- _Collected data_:
☆ ☆ ☆ ☆

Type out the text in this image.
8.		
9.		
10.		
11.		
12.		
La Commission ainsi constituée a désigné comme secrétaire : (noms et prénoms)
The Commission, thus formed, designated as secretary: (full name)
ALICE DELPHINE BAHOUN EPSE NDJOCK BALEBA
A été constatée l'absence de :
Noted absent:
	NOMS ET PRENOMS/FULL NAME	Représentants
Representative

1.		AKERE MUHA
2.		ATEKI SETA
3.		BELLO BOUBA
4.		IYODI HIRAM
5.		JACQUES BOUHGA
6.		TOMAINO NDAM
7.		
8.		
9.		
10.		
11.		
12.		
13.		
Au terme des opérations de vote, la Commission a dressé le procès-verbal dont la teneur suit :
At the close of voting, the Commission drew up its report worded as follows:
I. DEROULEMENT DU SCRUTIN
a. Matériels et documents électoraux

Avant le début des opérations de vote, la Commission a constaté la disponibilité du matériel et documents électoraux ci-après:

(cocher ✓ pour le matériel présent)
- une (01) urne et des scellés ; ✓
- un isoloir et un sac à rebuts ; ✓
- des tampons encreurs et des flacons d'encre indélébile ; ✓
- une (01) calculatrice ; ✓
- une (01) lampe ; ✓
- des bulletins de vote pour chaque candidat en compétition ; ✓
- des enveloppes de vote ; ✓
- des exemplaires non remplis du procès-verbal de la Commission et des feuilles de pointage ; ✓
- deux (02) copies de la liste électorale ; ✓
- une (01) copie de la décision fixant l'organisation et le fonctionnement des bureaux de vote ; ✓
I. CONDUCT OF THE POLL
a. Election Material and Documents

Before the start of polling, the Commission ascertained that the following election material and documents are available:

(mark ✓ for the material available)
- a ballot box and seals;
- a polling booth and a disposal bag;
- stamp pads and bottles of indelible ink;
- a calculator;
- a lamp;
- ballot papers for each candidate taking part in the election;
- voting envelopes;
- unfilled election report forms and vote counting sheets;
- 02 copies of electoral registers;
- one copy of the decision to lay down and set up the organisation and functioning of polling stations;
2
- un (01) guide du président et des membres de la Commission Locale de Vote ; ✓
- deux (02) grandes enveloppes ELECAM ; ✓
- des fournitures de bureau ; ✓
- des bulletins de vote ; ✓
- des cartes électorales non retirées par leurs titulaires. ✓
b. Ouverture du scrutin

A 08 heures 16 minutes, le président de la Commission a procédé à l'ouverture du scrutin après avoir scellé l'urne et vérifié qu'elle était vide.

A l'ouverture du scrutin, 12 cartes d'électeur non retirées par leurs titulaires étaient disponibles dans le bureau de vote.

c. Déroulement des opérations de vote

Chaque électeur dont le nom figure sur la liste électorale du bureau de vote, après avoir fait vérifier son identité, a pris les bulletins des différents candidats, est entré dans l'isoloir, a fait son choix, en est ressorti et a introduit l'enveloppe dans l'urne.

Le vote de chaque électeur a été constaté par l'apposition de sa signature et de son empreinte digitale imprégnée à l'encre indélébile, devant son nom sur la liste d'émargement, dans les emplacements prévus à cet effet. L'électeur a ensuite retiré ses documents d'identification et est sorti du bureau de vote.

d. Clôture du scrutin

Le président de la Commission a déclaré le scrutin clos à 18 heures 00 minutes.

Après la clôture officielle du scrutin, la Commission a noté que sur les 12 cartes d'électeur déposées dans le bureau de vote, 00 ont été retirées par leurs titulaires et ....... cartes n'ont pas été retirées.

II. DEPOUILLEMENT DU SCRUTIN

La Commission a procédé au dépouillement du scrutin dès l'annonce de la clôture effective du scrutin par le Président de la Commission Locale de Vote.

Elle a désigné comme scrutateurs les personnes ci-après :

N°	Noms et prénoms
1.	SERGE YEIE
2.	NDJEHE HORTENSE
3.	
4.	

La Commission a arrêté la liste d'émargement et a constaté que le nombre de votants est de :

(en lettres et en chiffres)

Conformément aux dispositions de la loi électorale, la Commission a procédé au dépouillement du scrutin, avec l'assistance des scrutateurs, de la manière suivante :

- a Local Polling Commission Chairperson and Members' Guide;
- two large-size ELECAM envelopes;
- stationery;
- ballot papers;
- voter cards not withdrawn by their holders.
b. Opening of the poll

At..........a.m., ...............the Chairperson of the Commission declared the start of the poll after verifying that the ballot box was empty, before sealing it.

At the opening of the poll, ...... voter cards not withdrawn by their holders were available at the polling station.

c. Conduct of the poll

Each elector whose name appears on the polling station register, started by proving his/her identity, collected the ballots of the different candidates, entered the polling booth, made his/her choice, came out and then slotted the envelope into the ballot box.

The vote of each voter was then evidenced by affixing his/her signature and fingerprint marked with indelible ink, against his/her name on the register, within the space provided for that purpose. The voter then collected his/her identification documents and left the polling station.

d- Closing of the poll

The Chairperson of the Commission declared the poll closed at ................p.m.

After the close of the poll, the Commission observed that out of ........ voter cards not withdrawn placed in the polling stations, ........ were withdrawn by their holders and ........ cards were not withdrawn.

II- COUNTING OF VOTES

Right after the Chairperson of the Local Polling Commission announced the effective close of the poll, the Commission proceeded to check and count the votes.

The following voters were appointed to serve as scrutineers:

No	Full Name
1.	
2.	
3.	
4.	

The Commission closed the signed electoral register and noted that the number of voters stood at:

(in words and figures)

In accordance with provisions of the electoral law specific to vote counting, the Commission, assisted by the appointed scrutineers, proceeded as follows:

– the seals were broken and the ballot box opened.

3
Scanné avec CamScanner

☆ ☆ ☆ ☆

- _Written exercise_:
Exactly as written above, please repeat the entries.

- _Task response_:
Type out the text in this image.
8.		
9.		
10.		
11.		
12.		
La Commission ainsi constituée a désigné comme secrétaire : (noms et prénoms)
The Commission, thus formed, designated as secretary: (full name)
ALICE DELPHINE BAHOUN EPSE NDJOCK BALEBA
A été constatée l'absence de :
Noted absent:
	NOMS ET PRENOMS/FULL NAME	Représentants
Representative

1.		AKERE MUHA
2.		ATEKI SETA
3.		BELLO BOUBA
4.		IYODI HIRAM
5.		JACQUES BOUHGA
6.		TOMAINO NDAM
7.		
8.		
9.		
10.		
11.		
12.		
13.		
Au terme des opérations de vote, la Commission a dressé le procès-verbal dont la teneur suit :
At the close of voting, the Commission drew up its report worded as follows:
I. DEROULEMENT DU SCRUTIN
a. Matériels et documents électoraux

Avant le début des opérations de vote, la Commission a constaté la disponibilité du matériel et documents électoraux ci-après:

(cocher ✓ pour le matériel présent)
- une (01) urne et des scellés ; ✓
- un isoloir et un sac à rebuts ; ✓
- des tampons encreurs et des flacons d'encre indélébile ; ✓
- une (01) calculatrice ; ✓
- une (01) lampe ; ✓
- des bulletins de vote pour chaque candidat en compétition ; ✓
- des enveloppes de vote ; ✓
- des exemplaires non remplis du procès-verbal de la Commission et des feuilles de pointage ; ✓
- deux (02) copies de la liste électorale ; ✓
- une (01) copie de la décision fixant l'organisation et le fonctionnement des bureaux de vote ; ✓
I. CONDUCT OF THE POLL
a. Election Material and Documents

Before the start of polling, the Commission ascertained that the following election material and documents are available:

(mark ✓ for the material available)
- a ballot box and seals;
- a polling booth and a disposal bag;
- stamp pads and bottles of indelible ink;
- a calculator;
- a lamp;
- ballot papers for each candidate taking part in the election;
- voting envelopes;
- unfilled election report forms and vote counting sheets;
- 02 copies of electoral registers;
- one copy of the decision to lay down and set up the organisation and functioning of polling stations;
2
- un (01) guide du président et des membres de la Commission Locale de Vote ; ✓
- deux (02) grandes enveloppes ELECAM ; ✓
- des fournitures de bureau ; ✓
- des bulletins de vote ; ✓
- des cartes électorales non retirées par leurs titulaires. ✓
b. Ouverture du scrutin

A 08 heures 16 minutes, le président de la Commission a procédé à l'ouverture du scrutin après avoir scellé l'urne et vérifié qu'elle était vide.

A l'ouverture du scrutin, 12 cartes d'électeur non retirées par leurs titulaires étaient disponibles dans le bureau de vote.

c. Déroulement des opérations de vote

Chaque électeur dont le nom figure sur la liste électorale du bureau de vote, après avoir fait vérifier son identité, a pris les bulletins des différents candidats, est entré dans l'isoloir, a fait son choix, en est ressorti et a introduit l'enveloppe dans l'urne.

Le vote de chaque électeur a été constaté par l'apposition de sa signature et de son empreinte digitale imprégnée à l'encre indélébile, devant son nom sur la liste d'émargement, dans les emplacements prévus à cet effet. L'électeur a ensuite retiré ses documents d'identification et est sorti du bureau de vote.

d. Clôture du scrutin

Le président de la Commission a déclaré le scrutin clos à 18 heures 00 minutes.

Après la clôture officielle du scrutin, la Commission a noté que sur les 12 cartes d'électeur déposées dans le bureau de vote, 00 ont été retirées par leurs titulaires et ....... cartes n'ont pas été retirées.

II. DEPOUILLEMENT DU SCRUTIN

La Commission a procédé au dépouillement du scrutin dès l'annonce de la clôture effective du scrutin par le Président de la Commission Locale de Vote.

Elle a désigné comme scrutateurs les personnes ci-après :

N°	Noms et prénoms
1.	SERGE YEIE
2.	NDJEHE HORTENSE
3.	
4.	

La Commission a arrêté la liste d'émargement et a constaté que le nombre de votants est de :

(en lettres et en chiffres)

Conformément aux dispositions de la loi électorale, la Commission a procédé au dépouillement du scrutin, avec l'assistance des scrutateurs, de la manière suivante :

- a Local Polling Commission Chairperson and Members' Guide;
- two large-size ELECAM envelopes;
- stationery;
- ballot papers;
- voter cards not withdrawn by their holders.
b. Opening of the poll

At..........a.m., ...............the Chairperson of the Commission declared the start of the poll after verifying that the ballot box was empty, before sealing it.

At the opening of the poll, ...... voter cards not withdrawn by their holders were available at the polling station.

c. Conduct of the poll

Each elector whose name appears on the polling station register, started by proving his/her identity, collected the ballots of the different candidates, entered the polling booth, made his/her choice, came out and then slotted the envelope into the ballot box.

The vote of each voter was then evidenced by affixing his/her signature and fingerprint marked with indelible ink, against his/her name on the register, within the space provided for that purpose. The voter then collected his/her identification documents and left the polling station.

d- Closing of the poll

The Chairperson of the Commission declared the poll closed at ................p.m.

After the close of the poll, the Commission observed that out of ........ voter cards not withdrawn placed in the polling stations, ........ were withdrawn by their holders and ........ cards were not withdrawn.

II- COUNTING OF VOTES

Right after the Chairperson of the Local Polling Commission announced the effective close of the poll, the Commission proceeded to check and count the votes.

The following voters were appointed to serve as scrutineers:

No	Full Name
1.	
2.	
3.	
4.	

The Commission closed the signed electoral register and noted that the number of voters stood at:

(in words and figures)

In accordance with provisions of the electoral law specific to vote counting, the Commission, assisted by the appointed scrutineers, proceeded as follows:

– the seals were broken and the ballot box opened.

3
Scanné avec CamScanner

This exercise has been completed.